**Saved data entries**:
##############################

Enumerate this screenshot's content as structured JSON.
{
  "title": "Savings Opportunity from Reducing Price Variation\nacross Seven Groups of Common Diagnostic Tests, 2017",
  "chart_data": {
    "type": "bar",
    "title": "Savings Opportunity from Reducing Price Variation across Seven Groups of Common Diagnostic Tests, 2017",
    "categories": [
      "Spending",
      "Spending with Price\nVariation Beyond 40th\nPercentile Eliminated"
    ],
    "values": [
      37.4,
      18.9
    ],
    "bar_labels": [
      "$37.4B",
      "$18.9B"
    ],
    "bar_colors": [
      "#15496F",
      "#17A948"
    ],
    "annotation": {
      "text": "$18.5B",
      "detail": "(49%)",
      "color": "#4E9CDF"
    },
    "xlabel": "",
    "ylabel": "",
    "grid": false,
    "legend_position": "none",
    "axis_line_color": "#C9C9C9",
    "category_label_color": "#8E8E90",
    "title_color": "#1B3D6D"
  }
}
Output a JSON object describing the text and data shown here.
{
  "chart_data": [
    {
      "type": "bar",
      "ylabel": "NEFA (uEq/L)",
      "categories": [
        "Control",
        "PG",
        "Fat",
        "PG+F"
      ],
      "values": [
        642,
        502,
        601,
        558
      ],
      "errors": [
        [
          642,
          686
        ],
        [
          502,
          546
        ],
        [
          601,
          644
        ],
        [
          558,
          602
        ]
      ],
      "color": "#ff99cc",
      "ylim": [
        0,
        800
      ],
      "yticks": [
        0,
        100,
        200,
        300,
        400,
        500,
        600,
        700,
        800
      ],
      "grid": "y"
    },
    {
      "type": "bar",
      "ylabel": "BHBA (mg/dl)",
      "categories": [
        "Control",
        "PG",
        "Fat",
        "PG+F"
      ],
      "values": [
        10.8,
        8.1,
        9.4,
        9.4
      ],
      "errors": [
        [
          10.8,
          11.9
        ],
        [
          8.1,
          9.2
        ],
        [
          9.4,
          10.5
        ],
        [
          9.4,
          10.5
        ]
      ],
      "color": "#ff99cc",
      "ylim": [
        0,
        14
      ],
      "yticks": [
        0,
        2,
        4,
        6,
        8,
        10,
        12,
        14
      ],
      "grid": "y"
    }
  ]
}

##############################

**TASK TO COMPLETE**:
Each line of the material above needs to be quoted exactly, please.

**EXERCISE RESULT**:
Enumerate this screenshot's content as structured JSON.
{
  "title": "Savings Opportunity from Reducing Price Variation\nacross Seven Groups of Common Diagnostic Tests, 2017",
  "chart_data": {
    "type": "bar",
    "title": "Savings Opportunity from Reducing Price Variation across Seven Groups of Common Diagnostic Tests, 2017",
    "categories": [
      "Spending",
      "Spending with Price\nVariation Beyond 40th\nPercentile Eliminated"
    ],
    "values": [
      37.4,
      18.9
    ],
    "bar_labels": [
      "$37.4B",
      "$18.9B"
    ],
    "bar_colors": [
      "#15496F",
      "#17A948"
    ],
    "annotation": {
      "text": "$18.5B",
      "detail": "(49%)",
      "color": "#4E9CDF"
    },
    "xlabel": "",
    "ylabel": "",
    "grid": false,
    "legend_position": "none",
    "axis_line_color": "#C9C9C9",
    "category_label_color": "#8E8E90",
    "title_color": "#1B3D6D"
  }
}
Output a JSON object describing the text and data shown here.
{
  "chart_data": [
    {
      "type": "bar",
      "ylabel": "NEFA (uEq/L)",
      "categories": [
        "Control",
        "PG",
        "Fat",
        "PG+F"
      ],
      "values": [
        642,
        502,
        601,
        558
      ],
      "errors": [
        [
          642,
          686
        ],
        [
          502,
          546
        ],
        [
          601,
          644
        ],
        [
          558,
          602
        ]
      ],
      "color": "#ff99cc",
      "ylim": [
        0,
        800
      ],
      "yticks": [
        0,
        100,
        200,
        300,
        400,
        500,
        600,
        700,
        800
      ],
      "grid": "y"
    },
    {
      "type": "bar",
      "ylabel": "BHBA (mg/dl)",
      "categories": [
        "Control",
        "PG",
        "Fat",
        "PG+F"
      ],
      "values": [
        10.8,
        8.1,
        9.4,
        9.4
      ],
      "errors": [
        [
          10.8,
          11.9
        ],
        [
          8.1,
          9.2
        ],
        [
          9.4,
          10.5
        ],
        [
          9.4,
          10.5
        ]
      ],
      "color": "#ff99cc",
      "ylim": [
        0,
        14
      ],
      "yticks": [
        0,
        2,
        4,
        6,
        8,
        10,
        12,
        14
      ],
      "grid": "y"
    }
  ]
}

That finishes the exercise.